Records from a collection of figures:

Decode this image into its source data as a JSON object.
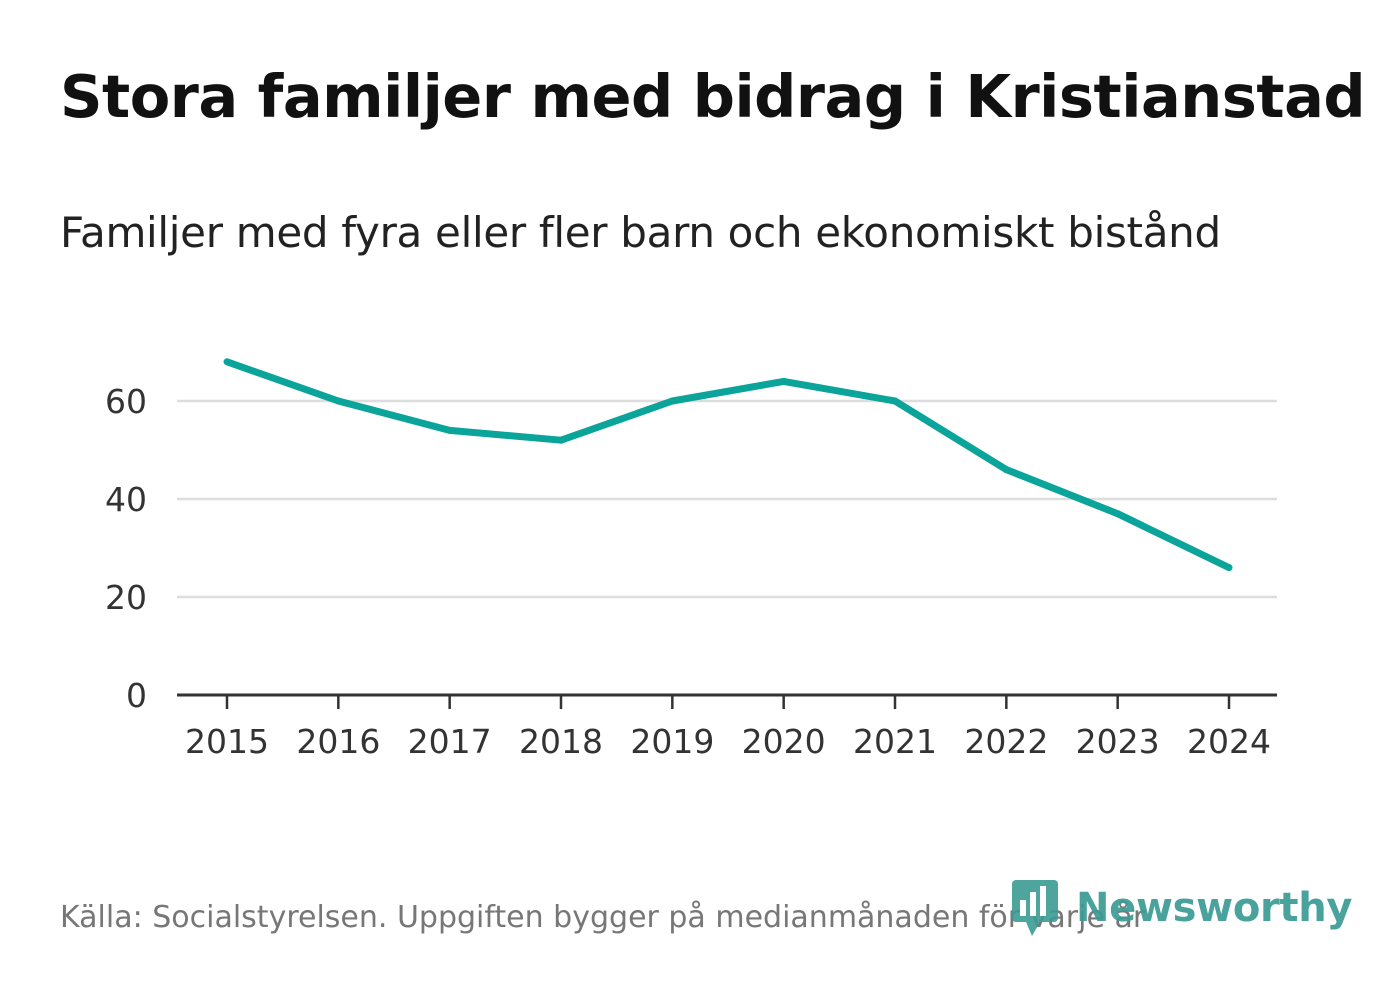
{
  "chart_data": {
    "type": "line",
    "title": "Stora familjer med bidrag i Kristianstad",
    "subtitle": "Familjer med fyra eller fler barn och ekonomiskt bistånd",
    "categories": [
      "2015",
      "2016",
      "2017",
      "2018",
      "2019",
      "2020",
      "2021",
      "2022",
      "2023",
      "2024"
    ],
    "series": [
      {
        "name": "Familjer",
        "values": [
          68,
          60,
          54,
          52,
          60,
          64,
          60,
          46,
          37,
          26
        ]
      }
    ],
    "yticks": [
      "0",
      "20",
      "40",
      "60"
    ],
    "ylim": [
      0,
      70
    ],
    "xlabel": "",
    "ylabel": "",
    "grid": true,
    "colors": {
      "line": "#0aa49a",
      "grid": "#dddddd",
      "axis": "#333333"
    }
  },
  "footer": {
    "source": "Källa: Socialstyrelsen. Uppgiften bygger på medianmånaden för varje år",
    "brand": "Newsworthy"
  }
}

-- Set exercise --
Every record must be copied exactly, with images dropped from the result.

-- Reply --
Decode this image into its source data as a JSON object.
{
  "chart_data": {
    "type": "line",
    "title": "Stora familjer med bidrag i Kristianstad",
    "subtitle": "Familjer med fyra eller fler barn och ekonomiskt bistånd",
    "categories": [
      "2015",
      "2016",
      "2017",
      "2018",
      "2019",
      "2020",
      "2021",
      "2022",
      "2023",
      "2024"
    ],
    "series": [
      {
        "name": "Familjer",
        "values": [
          68,
          60,
          54,
          52,
          60,
          64,
          60,
          46,
          37,
          26
        ]
      }
    ],
    "yticks": [
      "0",
      "20",
      "40",
      "60"
    ],
    "ylim": [
      0,
      70
    ],
    "xlabel": "",
    "ylabel": "",
    "grid": true,
    "colors": {
      "line": "#0aa49a",
      "grid": "#dddddd",
      "axis": "#333333"
    }
  },
  "footer": {
    "source": "Källa: Socialstyrelsen. Uppgiften bygger på medianmånaden för varje år",
    "brand": "Newsworthy"
  }
}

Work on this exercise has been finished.